Raw records:

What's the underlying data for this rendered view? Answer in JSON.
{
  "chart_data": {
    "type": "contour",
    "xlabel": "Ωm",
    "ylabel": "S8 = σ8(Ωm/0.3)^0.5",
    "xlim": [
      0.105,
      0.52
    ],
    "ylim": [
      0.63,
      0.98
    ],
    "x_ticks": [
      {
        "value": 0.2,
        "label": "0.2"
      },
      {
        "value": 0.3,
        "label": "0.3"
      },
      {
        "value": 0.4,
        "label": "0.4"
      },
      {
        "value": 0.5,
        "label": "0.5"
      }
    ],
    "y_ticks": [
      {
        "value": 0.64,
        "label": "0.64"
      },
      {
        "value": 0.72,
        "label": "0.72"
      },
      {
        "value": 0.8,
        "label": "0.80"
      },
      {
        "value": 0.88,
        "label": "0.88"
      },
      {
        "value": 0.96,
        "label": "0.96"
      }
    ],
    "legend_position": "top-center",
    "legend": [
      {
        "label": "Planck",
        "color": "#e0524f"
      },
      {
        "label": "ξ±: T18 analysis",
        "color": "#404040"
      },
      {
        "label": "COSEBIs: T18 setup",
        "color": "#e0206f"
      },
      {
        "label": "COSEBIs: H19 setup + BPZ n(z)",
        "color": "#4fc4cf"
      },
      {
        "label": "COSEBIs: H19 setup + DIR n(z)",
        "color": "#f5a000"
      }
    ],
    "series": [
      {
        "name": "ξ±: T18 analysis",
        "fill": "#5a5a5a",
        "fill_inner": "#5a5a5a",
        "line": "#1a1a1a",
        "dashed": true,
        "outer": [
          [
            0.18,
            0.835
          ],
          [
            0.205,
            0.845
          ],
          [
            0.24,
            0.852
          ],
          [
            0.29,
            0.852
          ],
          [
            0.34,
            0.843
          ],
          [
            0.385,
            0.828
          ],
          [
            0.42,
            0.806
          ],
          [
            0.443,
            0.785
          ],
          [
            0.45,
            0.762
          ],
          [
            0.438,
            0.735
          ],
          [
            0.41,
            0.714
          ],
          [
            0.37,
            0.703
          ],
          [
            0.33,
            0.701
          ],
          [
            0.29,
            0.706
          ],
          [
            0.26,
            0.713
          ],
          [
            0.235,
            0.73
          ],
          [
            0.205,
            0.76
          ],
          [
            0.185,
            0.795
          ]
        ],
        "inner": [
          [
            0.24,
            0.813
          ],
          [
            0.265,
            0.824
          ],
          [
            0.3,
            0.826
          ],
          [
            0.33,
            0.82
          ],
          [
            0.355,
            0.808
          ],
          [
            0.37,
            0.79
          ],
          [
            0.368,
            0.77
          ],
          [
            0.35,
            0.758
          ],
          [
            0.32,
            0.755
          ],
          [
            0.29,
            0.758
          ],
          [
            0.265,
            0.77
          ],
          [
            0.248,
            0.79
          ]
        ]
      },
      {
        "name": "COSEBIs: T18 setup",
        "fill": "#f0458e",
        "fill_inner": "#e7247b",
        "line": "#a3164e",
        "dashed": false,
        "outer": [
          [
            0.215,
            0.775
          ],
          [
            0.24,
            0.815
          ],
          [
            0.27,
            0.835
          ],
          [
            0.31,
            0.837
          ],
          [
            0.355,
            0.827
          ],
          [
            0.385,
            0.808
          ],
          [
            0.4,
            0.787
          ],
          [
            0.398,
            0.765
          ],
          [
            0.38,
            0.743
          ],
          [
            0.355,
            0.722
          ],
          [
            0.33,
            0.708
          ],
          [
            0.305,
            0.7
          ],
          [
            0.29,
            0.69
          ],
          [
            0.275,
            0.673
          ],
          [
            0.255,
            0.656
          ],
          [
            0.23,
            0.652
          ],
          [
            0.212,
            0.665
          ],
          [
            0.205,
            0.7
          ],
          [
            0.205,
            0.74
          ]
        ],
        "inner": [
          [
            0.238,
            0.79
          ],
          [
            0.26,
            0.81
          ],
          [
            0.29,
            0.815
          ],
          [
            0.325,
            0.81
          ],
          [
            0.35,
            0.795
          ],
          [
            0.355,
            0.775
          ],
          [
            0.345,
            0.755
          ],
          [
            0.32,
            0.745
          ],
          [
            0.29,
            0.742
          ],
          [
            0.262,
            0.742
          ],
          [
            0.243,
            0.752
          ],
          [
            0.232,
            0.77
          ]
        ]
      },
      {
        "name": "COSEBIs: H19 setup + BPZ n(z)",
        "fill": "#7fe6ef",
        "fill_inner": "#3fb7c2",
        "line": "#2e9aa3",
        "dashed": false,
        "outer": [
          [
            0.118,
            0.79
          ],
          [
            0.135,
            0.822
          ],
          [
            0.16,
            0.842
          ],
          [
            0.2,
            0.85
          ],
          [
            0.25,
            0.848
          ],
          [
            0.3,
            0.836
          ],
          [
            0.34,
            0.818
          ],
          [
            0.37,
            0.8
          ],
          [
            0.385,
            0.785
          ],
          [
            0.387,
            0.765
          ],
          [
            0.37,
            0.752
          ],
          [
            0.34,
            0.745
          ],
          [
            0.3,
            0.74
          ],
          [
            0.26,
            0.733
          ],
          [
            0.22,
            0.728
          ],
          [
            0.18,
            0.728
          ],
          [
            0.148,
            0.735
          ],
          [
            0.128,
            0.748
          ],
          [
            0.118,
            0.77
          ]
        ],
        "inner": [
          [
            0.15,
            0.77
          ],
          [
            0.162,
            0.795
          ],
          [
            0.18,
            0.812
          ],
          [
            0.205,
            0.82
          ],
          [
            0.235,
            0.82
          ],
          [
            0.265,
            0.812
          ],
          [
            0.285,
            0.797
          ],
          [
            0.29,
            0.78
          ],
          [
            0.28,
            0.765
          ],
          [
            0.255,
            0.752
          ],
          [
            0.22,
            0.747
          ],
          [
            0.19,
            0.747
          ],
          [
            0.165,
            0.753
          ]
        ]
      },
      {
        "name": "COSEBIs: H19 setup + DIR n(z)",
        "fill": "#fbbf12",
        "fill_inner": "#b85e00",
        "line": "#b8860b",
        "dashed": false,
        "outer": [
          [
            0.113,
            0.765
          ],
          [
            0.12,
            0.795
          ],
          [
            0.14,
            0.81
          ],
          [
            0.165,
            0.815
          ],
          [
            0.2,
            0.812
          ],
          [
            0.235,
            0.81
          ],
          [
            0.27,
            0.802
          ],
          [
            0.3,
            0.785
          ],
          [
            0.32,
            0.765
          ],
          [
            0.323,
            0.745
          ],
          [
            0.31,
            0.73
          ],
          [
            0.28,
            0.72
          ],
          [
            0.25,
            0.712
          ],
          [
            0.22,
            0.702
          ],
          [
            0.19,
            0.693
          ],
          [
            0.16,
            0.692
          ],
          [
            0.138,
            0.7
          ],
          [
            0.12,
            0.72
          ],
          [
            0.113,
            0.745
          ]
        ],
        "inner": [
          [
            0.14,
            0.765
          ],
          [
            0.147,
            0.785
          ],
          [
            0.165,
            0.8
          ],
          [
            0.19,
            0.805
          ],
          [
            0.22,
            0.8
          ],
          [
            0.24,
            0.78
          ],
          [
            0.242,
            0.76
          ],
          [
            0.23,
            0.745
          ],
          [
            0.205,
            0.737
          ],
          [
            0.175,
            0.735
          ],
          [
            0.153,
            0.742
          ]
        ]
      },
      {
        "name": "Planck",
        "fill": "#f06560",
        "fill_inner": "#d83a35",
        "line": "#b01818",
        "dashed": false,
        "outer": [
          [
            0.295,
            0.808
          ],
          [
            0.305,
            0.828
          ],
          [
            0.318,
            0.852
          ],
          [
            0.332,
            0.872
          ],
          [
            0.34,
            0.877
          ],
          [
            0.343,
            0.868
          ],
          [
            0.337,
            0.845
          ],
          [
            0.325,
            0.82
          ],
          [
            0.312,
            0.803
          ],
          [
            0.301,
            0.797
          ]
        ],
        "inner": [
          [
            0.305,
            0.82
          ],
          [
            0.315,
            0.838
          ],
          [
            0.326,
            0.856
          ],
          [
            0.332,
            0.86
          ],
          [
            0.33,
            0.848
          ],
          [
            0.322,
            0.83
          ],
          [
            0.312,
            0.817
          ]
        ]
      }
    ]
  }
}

SHORT PROBLEM: Search the records for the string "COSEBIs" and return every line in which it occurs.

ANSWER TO THIS TASK:
        "label": "COSEBIs: T18 setup",
        "label": "COSEBIs: H19 setup + BPZ n(z)",
        "label": "COSEBIs: H19 setup + DIR n(z)",
        "name": "COSEBIs: T18 setup",
        "name": "COSEBIs: H19 setup + BPZ n(z)",
        "name": "COSEBIs: H19 setup + DIR n(z)",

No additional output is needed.